EXERCISE DESCRIPTION: Format the data between the line holding "71, 112, 79]" and the line holding "75, 127, 85]", inclusive, as a JSON list of strings with one string per line, skipping blank lines.
-=-=-=-=-
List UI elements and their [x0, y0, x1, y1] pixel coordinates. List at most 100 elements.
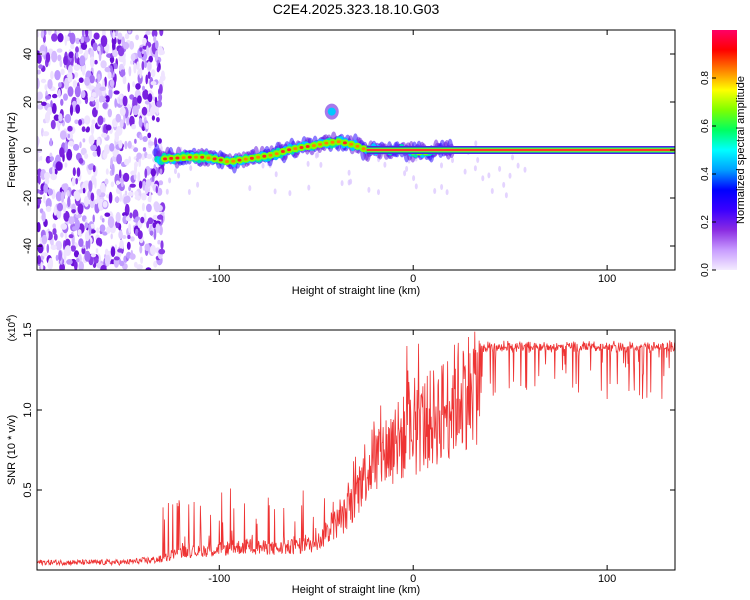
spectrogram-noise-cell	[107, 71, 112, 79]
spectrogram-noise-cell	[128, 66, 132, 77]
spectrogram-signal-peak	[311, 144, 316, 148]
spectrogram-noise-cell	[94, 177, 97, 189]
spectrogram-noise-cell	[104, 66, 111, 73]
spectrogram-faint-cell	[177, 172, 181, 179]
spectrogram-noise-cell	[51, 103, 57, 114]
spectrogram-faint-cell	[307, 184, 311, 191]
spectrogram-faint-cell	[476, 157, 480, 163]
spectrogram-noise-cell	[138, 117, 143, 128]
spectrogram-noise-cell	[123, 42, 130, 50]
spectrogram-faint-cell	[473, 165, 477, 172]
spectrogram-noise-cell	[47, 79, 53, 90]
spectrogram-noise-cell	[49, 137, 53, 147]
spectrogram-noise-cell	[146, 153, 153, 160]
snr-y-tick-label: 1.0	[22, 402, 34, 417]
spectrogram-noise-cell	[122, 75, 127, 85]
spectrogram-noise-cell	[97, 73, 101, 83]
spectrogram-noise-cell	[144, 60, 147, 69]
spectrogram-noise-cell	[37, 255, 41, 265]
spectrogram-noise-cell	[57, 122, 61, 131]
spectrogram-noise-cell	[102, 102, 108, 109]
spectrogram-noise-cell	[72, 80, 78, 88]
spectrogram-faint-cell	[523, 166, 527, 173]
spectrogram-noise-cell	[139, 47, 143, 52]
spectrogram-noise-cell	[52, 166, 55, 177]
spectrogram-noise-cell	[126, 116, 130, 126]
spectrogram-noise-cell	[82, 187, 86, 194]
spectrogram-signal-peak	[175, 156, 180, 160]
spectrogram-signal-peak	[194, 155, 198, 159]
spectrogram-noise-cell	[68, 234, 74, 239]
spectrogram-noise-cell	[156, 204, 163, 212]
spectrogram-noise-cell	[92, 151, 98, 157]
spectrogram-noise-cell	[138, 158, 142, 168]
spectrogram-noise-cell	[69, 104, 74, 116]
spectrogram-noise-cell	[157, 214, 164, 220]
spectrogram-noise-cell	[142, 136, 148, 142]
spectrogram-noise-cell	[44, 178, 50, 185]
colorbar-tick-label: 0.0	[700, 263, 711, 277]
spectrogram-noise-cell	[95, 78, 98, 83]
spectrogram-noise-cell	[75, 104, 81, 114]
spectrogram-noise-cell	[59, 147, 65, 158]
spectrogram-noise-cell	[117, 184, 123, 189]
spectrogram-noise-cell	[114, 196, 120, 203]
spectrogram-signal-peak	[336, 140, 341, 144]
spectrogram-noise-cell	[145, 267, 152, 270]
spectrogram-noise-cell	[142, 37, 147, 46]
spectrogram-noise-cell	[41, 234, 48, 245]
snr-y-multiplier: (x104)	[6, 315, 18, 342]
colorbar-label: Normalized spectral amplitude	[735, 76, 747, 224]
colorbar-gradient	[712, 30, 737, 270]
spectrogram-signal-peak	[218, 158, 223, 162]
spectrogram-noise-cell	[129, 212, 133, 219]
spectrogram-signal-peak	[268, 153, 273, 157]
spectrogram-noise-cell	[75, 178, 78, 185]
spectrogram-noise-cell	[96, 137, 101, 148]
spectrogram-noise-cell	[78, 119, 83, 126]
spectrogram-noise-cell	[74, 119, 79, 125]
spectrogram-noise-cell	[55, 161, 63, 171]
spectrogram-noise-cell	[119, 260, 125, 267]
spectrogram-noise-cell	[118, 230, 123, 239]
spectrogram-noise-cell	[106, 226, 111, 234]
spectrogram-noise-cell	[109, 143, 115, 152]
spectrogram-signal-peak	[262, 154, 267, 158]
spectrogram-noise-cell	[81, 246, 86, 255]
spectrogram-faint-cell	[508, 172, 512, 179]
spectrogram-noise-cell	[104, 76, 107, 88]
spectrogram-noise-cell	[89, 56, 95, 68]
spectrogram-noise-cell	[66, 190, 70, 197]
spectrogram-noise-cell	[44, 172, 50, 180]
spectrogram-panel: -100 0 100 -40 -20 0 20 40 Height of straight …	[6, 29, 676, 297]
spectrogram-noise-cell	[94, 198, 99, 205]
snr-y-tick-label: 1.5	[22, 322, 34, 337]
spectrogram-y-tick-label: 40	[22, 48, 34, 60]
spectrogram-faint-cell	[288, 190, 292, 197]
spectrogram-noise-cell	[78, 157, 84, 164]
spectrogram-noise-cell	[69, 32, 76, 45]
spectrogram-noise-cell	[96, 145, 101, 157]
spectrogram-noise-cell	[130, 236, 135, 242]
spectrogram-noise-cell	[108, 191, 113, 204]
spectrogram-signal-peak	[212, 157, 217, 161]
spectrogram-noise-cell	[112, 30, 116, 40]
spectrogram-noise-cell	[81, 30, 85, 38]
spectrogram-noise-cell	[145, 179, 152, 187]
spectrogram-noise-cell	[122, 212, 128, 217]
spectrogram-noise-cell	[37, 243, 44, 254]
spectrogram-noise-cell	[122, 95, 128, 107]
figure-title: C2E4.2025.323.18.10.G03	[273, 1, 440, 17]
spectrogram-noise-cell	[94, 257, 99, 264]
spectrogram-noise-cell	[140, 216, 145, 224]
spectrogram-noise-cell	[142, 89, 149, 100]
spectrogram-noise-cell	[147, 196, 151, 203]
spectrogram-noise-cell	[63, 93, 68, 101]
spectrogram-faint-cell	[168, 177, 172, 184]
spectrogram-noise-cell	[121, 181, 124, 188]
spectrogram-noise-cell	[53, 114, 60, 121]
spectrogram-noise-cell	[156, 66, 160, 73]
spectrogram-noise-cell	[128, 185, 132, 192]
spectrogram-noise-cell	[46, 243, 50, 254]
spectrogram-x-label: Height of straight line (km)	[292, 285, 420, 297]
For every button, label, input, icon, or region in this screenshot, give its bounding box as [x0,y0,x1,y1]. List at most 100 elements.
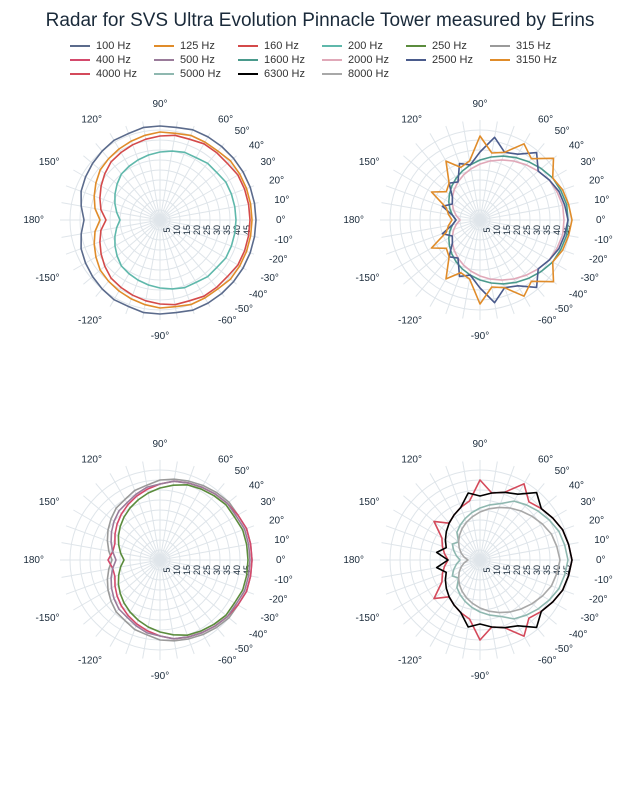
svg-text:-50°: -50° [555,304,573,315]
svg-text:10°: 10° [594,535,609,546]
svg-text:40°: 40° [249,140,264,151]
svg-text:20: 20 [512,225,522,235]
legend-swatch [490,45,510,47]
svg-text:-40°: -40° [249,630,267,641]
legend-label: 2500 Hz [432,54,473,66]
legend-swatch [238,59,258,61]
svg-text:10: 10 [172,565,182,575]
legend-item[interactable]: 8000 Hz [322,68,394,80]
svg-text:5: 5 [482,227,492,232]
svg-text:20: 20 [192,225,202,235]
legend-item[interactable]: 6300 Hz [238,68,310,80]
svg-text:-150°: -150° [356,613,380,624]
svg-text:-20°: -20° [269,255,287,266]
legend-item[interactable]: 315 Hz [490,40,562,52]
svg-text:40: 40 [552,225,562,235]
svg-text:-10°: -10° [274,235,292,246]
svg-text:10°: 10° [274,195,289,206]
legend-swatch [70,73,90,75]
svg-text:40°: 40° [569,140,584,151]
svg-text:40°: 40° [249,480,264,491]
svg-text:35: 35 [542,565,552,575]
svg-text:-10°: -10° [594,235,612,246]
legend-item[interactable]: 5000 Hz [154,68,226,80]
svg-text:30°: 30° [260,157,275,168]
svg-text:50°: 50° [235,466,250,477]
legend-item[interactable]: 400 Hz [70,54,142,66]
legend-label: 125 Hz [180,40,215,52]
svg-text:-30°: -30° [260,273,278,284]
legend-item[interactable]: 2000 Hz [322,54,394,66]
svg-text:150°: 150° [39,497,60,508]
legend: 100 Hz 125 Hz 160 Hz 200 Hz 250 Hz 315 Hz 400 … [0,36,640,86]
legend-label: 2000 Hz [348,54,389,66]
svg-text:0°: 0° [276,215,286,226]
svg-text:50°: 50° [235,126,250,137]
legend-swatch [322,73,342,75]
legend-item[interactable]: 4000 Hz [70,68,142,80]
svg-text:-10°: -10° [274,575,292,586]
panel-bottom-left: 510152025303540450°10°20°30°40°50°60°90°… [0,430,320,690]
svg-text:90°: 90° [152,99,167,110]
svg-text:180°: 180° [343,215,364,226]
svg-text:60°: 60° [538,455,553,466]
svg-text:-50°: -50° [235,304,253,315]
legend-label: 200 Hz [348,40,383,52]
legend-item[interactable]: 100 Hz [70,40,142,52]
legend-label: 100 Hz [96,40,131,52]
svg-text:-60°: -60° [538,315,556,326]
svg-text:10: 10 [492,225,502,235]
legend-item[interactable]: 160 Hz [238,40,310,52]
svg-text:30: 30 [532,225,542,235]
panel-top-left: 510152025303540450°10°20°30°40°50°60°90°… [0,90,320,350]
svg-text:5: 5 [162,567,172,572]
svg-text:15: 15 [182,565,192,575]
svg-text:-20°: -20° [589,595,607,606]
svg-text:60°: 60° [218,115,233,126]
svg-text:60°: 60° [218,455,233,466]
svg-text:20°: 20° [269,175,284,186]
legend-swatch [490,59,510,61]
svg-text:60°: 60° [538,115,553,126]
svg-text:10°: 10° [274,535,289,546]
legend-swatch [154,45,174,47]
legend-item[interactable]: 3150 Hz [490,54,562,66]
svg-text:-120°: -120° [78,315,102,326]
svg-text:35: 35 [222,225,232,235]
svg-text:30°: 30° [580,157,595,168]
legend-item[interactable]: 200 Hz [322,40,394,52]
radar-panels: 510152025303540450°10°20°30°40°50°60°90°… [0,86,640,690]
legend-label: 6300 Hz [264,68,305,80]
svg-text:-40°: -40° [249,290,267,301]
panel-bottom-right: 510152025303540450°10°20°30°40°50°60°90°… [320,430,640,690]
svg-text:15: 15 [502,565,512,575]
svg-text:120°: 120° [401,115,422,126]
legend-label: 1600 Hz [264,54,305,66]
legend-item[interactable]: 125 Hz [154,40,226,52]
legend-item[interactable]: 2500 Hz [406,54,478,66]
legend-label: 4000 Hz [96,68,137,80]
svg-text:150°: 150° [359,157,380,168]
svg-text:50°: 50° [555,126,570,137]
svg-text:35: 35 [222,565,232,575]
legend-swatch [70,59,90,61]
svg-text:20°: 20° [589,515,604,526]
svg-text:0°: 0° [596,555,606,566]
svg-text:30: 30 [212,225,222,235]
svg-text:120°: 120° [81,455,102,466]
svg-text:40: 40 [232,565,242,575]
svg-text:20°: 20° [589,175,604,186]
svg-text:150°: 150° [359,497,380,508]
svg-text:-30°: -30° [580,273,598,284]
legend-item[interactable]: 500 Hz [154,54,226,66]
legend-label: 3150 Hz [516,54,557,66]
legend-item[interactable]: 250 Hz [406,40,478,52]
svg-text:30: 30 [212,565,222,575]
svg-text:-90°: -90° [471,331,489,342]
svg-text:90°: 90° [472,439,487,450]
legend-item[interactable]: 1600 Hz [238,54,310,66]
svg-text:10: 10 [492,565,502,575]
svg-text:5: 5 [482,567,492,572]
svg-text:20: 20 [512,565,522,575]
legend-swatch [406,59,426,61]
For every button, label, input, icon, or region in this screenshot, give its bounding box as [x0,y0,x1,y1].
-=-=-=-=-
CORRECT OUTPUT:
[
  "spectrogram-noise-cell\t[107, 71, 112, 79]",
  "spectrogram-noise-cell\t[128, 66, 132, 77]",
  "spectrogram-signal-peak\t[311, 144, 316, 148]",
  "spectrogram-noise-cell\t[94, 177, 97, 189]",
  "spectrogram-noise-cell\t[104, 66, 111, 73]",
  "spectrogram-faint-cell\t[177, 172, 181, 179]",
  "spectrogram-noise-cell\t[51, 103, 57, 114]",
  "spectrogram-faint-cell\t[307, 184, 311, 191]",
  "spectrogram-faint-cell\t[476, 157, 480, 163]",
  "spectrogram-noise-cell\t[138, 117, 143, 128]",
  "spectrogram-noise-cell\t[123, 42, 130, 50]",
  "spectrogram-faint-cell\t[473, 165, 477, 172]",
  "spectrogram-noise-cell\t[47, 79, 53, 90]",
  "spectrogram-noise-cell\t[49, 137, 53, 147]",
  "spectrogram-noise-cell\t[146, 153, 153, 160]",
  "snr-y-tick-label: 1.0\t[22, 402, 34, 417]",
  "spectrogram-noise-cell\t[122, 75, 127, 85]"
]